Records for the exercise
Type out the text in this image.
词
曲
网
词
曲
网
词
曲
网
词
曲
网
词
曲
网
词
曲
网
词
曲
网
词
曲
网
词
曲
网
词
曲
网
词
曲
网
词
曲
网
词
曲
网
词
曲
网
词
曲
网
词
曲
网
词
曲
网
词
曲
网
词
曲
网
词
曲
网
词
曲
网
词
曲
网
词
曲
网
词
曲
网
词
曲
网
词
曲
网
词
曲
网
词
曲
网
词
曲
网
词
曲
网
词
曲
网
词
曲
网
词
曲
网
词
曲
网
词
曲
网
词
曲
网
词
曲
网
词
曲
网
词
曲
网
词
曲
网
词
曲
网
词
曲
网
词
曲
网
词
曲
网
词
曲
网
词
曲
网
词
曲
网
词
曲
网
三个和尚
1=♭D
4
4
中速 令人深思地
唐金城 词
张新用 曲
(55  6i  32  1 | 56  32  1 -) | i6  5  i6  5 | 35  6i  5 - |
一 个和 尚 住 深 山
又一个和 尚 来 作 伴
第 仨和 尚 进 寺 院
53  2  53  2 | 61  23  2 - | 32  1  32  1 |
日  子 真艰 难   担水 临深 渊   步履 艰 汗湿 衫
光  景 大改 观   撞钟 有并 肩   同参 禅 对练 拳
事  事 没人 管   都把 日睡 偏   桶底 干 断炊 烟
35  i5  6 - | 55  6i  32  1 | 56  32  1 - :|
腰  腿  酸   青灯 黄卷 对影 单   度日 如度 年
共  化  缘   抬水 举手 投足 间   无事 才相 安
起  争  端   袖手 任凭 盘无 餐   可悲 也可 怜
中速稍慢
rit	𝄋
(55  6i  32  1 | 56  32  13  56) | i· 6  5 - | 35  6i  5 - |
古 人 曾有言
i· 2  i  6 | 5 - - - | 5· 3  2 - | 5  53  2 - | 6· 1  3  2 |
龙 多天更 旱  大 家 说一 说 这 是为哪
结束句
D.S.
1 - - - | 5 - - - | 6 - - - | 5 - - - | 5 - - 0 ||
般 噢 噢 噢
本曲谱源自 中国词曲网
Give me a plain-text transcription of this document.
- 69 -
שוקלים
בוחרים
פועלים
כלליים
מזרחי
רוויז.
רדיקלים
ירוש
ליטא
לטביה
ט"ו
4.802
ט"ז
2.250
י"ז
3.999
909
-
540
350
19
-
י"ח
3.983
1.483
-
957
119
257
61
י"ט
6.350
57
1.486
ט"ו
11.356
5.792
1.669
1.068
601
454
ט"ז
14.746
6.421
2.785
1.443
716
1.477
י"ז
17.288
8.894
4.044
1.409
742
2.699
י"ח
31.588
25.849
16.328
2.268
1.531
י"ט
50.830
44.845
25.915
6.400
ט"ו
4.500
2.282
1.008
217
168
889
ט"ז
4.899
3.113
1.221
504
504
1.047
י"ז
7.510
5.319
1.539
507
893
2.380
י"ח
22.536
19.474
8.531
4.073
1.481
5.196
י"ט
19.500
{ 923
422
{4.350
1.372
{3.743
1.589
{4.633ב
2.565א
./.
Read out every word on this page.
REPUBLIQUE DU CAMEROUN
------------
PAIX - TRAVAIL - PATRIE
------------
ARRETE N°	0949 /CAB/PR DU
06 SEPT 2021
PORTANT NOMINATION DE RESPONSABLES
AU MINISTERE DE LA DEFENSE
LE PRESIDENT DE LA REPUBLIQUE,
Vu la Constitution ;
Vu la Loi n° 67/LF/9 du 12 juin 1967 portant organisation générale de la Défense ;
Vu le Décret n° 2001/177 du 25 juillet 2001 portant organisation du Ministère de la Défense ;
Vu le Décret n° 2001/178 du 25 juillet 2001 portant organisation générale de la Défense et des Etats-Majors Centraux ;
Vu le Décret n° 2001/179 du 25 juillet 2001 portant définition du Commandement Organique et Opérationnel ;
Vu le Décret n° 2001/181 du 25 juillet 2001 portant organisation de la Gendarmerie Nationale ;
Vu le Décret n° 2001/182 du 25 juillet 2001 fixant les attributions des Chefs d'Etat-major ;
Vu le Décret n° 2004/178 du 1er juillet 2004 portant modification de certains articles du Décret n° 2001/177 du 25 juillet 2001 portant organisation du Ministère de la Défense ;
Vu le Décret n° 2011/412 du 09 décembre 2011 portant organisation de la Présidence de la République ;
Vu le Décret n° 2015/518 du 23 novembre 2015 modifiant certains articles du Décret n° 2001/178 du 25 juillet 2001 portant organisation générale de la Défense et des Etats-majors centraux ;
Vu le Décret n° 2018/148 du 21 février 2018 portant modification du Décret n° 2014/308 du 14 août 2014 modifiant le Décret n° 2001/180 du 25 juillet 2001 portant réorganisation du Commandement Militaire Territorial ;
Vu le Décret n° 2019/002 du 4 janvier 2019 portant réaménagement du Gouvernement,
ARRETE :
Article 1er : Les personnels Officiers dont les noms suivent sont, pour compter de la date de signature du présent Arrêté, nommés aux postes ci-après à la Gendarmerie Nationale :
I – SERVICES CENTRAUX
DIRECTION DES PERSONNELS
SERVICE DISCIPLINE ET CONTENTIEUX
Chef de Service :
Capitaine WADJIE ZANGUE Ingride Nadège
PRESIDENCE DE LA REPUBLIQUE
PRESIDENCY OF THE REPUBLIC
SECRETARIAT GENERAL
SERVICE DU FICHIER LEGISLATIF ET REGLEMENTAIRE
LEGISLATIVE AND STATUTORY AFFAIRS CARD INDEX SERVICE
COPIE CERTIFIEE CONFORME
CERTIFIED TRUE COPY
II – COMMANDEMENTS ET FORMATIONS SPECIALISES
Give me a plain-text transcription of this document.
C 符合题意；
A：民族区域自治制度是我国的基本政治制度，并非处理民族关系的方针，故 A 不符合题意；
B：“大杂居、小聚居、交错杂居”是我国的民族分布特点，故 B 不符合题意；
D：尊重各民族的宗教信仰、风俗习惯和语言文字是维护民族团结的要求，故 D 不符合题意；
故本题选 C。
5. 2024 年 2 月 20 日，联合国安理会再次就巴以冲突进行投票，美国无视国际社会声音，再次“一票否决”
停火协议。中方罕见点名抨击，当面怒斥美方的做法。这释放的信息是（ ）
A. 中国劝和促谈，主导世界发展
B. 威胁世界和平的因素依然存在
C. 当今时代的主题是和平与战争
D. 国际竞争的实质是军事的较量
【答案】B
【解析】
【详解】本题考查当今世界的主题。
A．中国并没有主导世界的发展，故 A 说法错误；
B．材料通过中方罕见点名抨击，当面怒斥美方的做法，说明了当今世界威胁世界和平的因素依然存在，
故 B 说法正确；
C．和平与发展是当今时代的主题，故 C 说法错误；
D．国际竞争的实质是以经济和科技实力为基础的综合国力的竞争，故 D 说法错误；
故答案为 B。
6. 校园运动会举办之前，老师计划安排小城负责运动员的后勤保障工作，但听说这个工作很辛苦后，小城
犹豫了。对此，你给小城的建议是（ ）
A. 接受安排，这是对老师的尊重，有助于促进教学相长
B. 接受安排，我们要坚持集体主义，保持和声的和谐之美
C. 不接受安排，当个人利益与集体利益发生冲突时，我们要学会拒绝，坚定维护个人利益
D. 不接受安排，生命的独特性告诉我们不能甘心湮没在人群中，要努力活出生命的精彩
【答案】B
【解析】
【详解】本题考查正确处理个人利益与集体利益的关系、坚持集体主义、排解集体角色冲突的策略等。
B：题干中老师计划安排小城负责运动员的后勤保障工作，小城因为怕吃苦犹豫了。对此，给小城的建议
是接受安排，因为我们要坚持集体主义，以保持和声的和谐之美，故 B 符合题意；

What is needed
Note every line above where the string "当面怒斥美方的做法" shows up, and copy those lines.

Completed task
停火协议。中方罕见点名抨击，当面怒斥美方的做法。这释放的信息是（ ）
B．材料通过中方罕见点名抨击，当面怒斥美方的做法，说明了当今世界威胁世界和平的因素依然存在，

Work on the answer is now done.